* [引用文]:
「いい石」をつくる石工たち

本サイトにおける「いい石」とは、日本の石を素材として、日本の石工さんが心を込めてつくった石製品のことです。

石工:齋木三男(齋木七郎石材本家、群馬県中之条町)


石工と彫刻家の二刀流

「家業の石屋としての仕事をしながら、 いろいろな出会いのなかで彫刻の仕事をいただいています。足で稼いでいる感じで、石屋さんの枠を取り払うために頑張っていますが、いつも『できます』といってから悩んでいます(笑)」

 齋木さんは地元の高校を卒業後、新潟県の彫刻家(故・加藤亮氏、石彪石彫工房代表)のもとで5年間修業を積み、現在に至っています。伝統的な手彫りでの石彫を基本に、石仏から彫刻、モニュメントまで制作する石材業界の二刀流です。

石仏の数々(工場にて)

群馬県中之条町「SHIN湯治ホテル〈LULUDルルド〉」に置かれている齋木さんの作品(一部)


活動は多岐にわたる

 何を彫るにしても段取り八分で、かたちを理解して、ちゃんと準備ができれば、勝手に体が動いていきます。かたちがわからないと、石を眺めているだけになってしまいますね」

 群馬県石材商組合創立50周年記念事業(2014年)では、県のマスコット「ぐんまちゃん」の石像も制作。彫刻家として国内外のさまざまな展覧会や芸術祭に作品を出品し、地元の群馬県中之条町において隔年で開催されている国際現代芸術祭の中之条ビエンナーレでは、2015年と2021年に実行委員長を務め、その活動は多岐にわたっています。

タイ・チェンマイ交流展(2016年)にて

石の食器

群馬県中之条町のマスコットキャラクター「なかのん」&「かなっこ」(新潟県産千草石)


石造物の修復も率先して行なう

 石造物の修復も率先して行ない、「40歳のときから、1ヵ寺につき1体、 廃仏毀釈などで破壊された石仏を無償で修復するプロジェクトを行なっています」と齋木さん。「石屋として食べているのだから、 自分ができる慈善活動として」と、 その理由を付け加えます。

 2005年には、中之条町のシンボル的な存在である、霊山の「嵩山(たけやま)に祀られた約300年前の観音群およそ100体を、約2年間かけて修復しました。地元紙でも「平成の大修復」として大きく報道され話題になりました。

「県内で知り合ったご住職、修復に興味のあるようなご住職に対して、プロジェクトの趣旨を話しています。その流れで新たな仕事をいただくこともあります。また、ご住職同士の情報交換により、別のご住職を紹介していただく場合もあります。石造物を新しくするだけではなく、石屋として修復できる技術があることをお伝えする必要があると思っています」

* [課題の目的]:
上の引用文を読み、次の問いに答えなさい。
1. 齋木さんは地元の高校を卒業した後、何年間修業を積んだか。
2. 齋木さんが中之条ビエンナーレの実行委員長を務めたのは何年か。
3. 嵩山に祀られた観音群の修復には、どれくらいの期間がかかったか。

* [データ行]:

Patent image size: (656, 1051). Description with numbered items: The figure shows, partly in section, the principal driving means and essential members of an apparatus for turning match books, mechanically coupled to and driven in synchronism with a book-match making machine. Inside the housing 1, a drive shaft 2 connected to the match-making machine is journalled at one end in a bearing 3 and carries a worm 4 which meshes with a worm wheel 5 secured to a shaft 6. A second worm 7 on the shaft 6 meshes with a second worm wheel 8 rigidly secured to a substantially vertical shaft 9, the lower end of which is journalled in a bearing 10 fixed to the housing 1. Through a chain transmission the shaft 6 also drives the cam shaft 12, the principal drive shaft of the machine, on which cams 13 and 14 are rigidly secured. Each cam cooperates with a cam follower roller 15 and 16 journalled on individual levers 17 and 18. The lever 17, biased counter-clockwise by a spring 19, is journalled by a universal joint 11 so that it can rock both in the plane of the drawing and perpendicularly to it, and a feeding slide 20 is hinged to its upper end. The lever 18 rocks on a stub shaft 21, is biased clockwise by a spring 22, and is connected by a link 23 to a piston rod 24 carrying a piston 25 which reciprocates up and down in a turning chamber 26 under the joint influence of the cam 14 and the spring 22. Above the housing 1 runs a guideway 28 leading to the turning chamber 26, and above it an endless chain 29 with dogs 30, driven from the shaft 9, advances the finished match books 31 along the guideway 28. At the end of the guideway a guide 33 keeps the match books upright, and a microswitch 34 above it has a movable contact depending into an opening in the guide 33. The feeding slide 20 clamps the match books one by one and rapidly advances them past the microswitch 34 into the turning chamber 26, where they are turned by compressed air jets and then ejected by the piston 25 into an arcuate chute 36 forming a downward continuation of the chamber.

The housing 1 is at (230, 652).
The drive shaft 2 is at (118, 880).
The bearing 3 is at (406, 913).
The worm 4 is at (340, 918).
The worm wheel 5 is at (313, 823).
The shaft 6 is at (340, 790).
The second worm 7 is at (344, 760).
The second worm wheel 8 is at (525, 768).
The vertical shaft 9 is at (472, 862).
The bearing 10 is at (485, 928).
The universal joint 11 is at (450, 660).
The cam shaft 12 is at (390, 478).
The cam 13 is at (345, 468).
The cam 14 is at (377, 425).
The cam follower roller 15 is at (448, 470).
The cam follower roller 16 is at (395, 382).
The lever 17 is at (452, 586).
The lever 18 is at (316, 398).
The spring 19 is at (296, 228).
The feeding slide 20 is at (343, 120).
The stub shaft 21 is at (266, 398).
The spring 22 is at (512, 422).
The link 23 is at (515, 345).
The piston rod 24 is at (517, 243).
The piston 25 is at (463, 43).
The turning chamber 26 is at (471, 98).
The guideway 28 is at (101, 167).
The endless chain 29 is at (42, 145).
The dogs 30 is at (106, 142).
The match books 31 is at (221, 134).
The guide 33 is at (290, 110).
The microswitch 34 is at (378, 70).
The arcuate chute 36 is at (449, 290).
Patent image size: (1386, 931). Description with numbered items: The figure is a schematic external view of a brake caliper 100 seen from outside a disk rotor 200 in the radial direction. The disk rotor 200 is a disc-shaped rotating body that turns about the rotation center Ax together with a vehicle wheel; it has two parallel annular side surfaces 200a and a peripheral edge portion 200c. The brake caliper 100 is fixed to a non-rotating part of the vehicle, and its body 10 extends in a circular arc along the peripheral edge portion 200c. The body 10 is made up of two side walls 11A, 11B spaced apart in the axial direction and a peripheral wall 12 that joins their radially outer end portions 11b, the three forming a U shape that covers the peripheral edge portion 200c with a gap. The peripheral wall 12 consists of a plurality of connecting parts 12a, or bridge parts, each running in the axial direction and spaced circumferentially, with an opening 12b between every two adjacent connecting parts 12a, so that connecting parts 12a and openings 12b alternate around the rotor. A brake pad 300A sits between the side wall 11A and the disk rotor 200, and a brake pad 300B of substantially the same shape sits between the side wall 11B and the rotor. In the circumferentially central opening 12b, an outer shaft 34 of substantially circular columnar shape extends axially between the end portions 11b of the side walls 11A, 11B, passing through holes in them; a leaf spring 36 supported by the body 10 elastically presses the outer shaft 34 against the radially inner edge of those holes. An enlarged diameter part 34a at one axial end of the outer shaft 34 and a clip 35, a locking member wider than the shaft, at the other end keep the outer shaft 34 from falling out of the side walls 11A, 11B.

* [解答]:
1. 齋木さんは新潟県の彫刻家のもとで5年間修業を積んだ。
2. 齋木さんは2015年と2021年に実行委員長を務めた。
3. 観音群およそ100体の修復には約2年間かかった。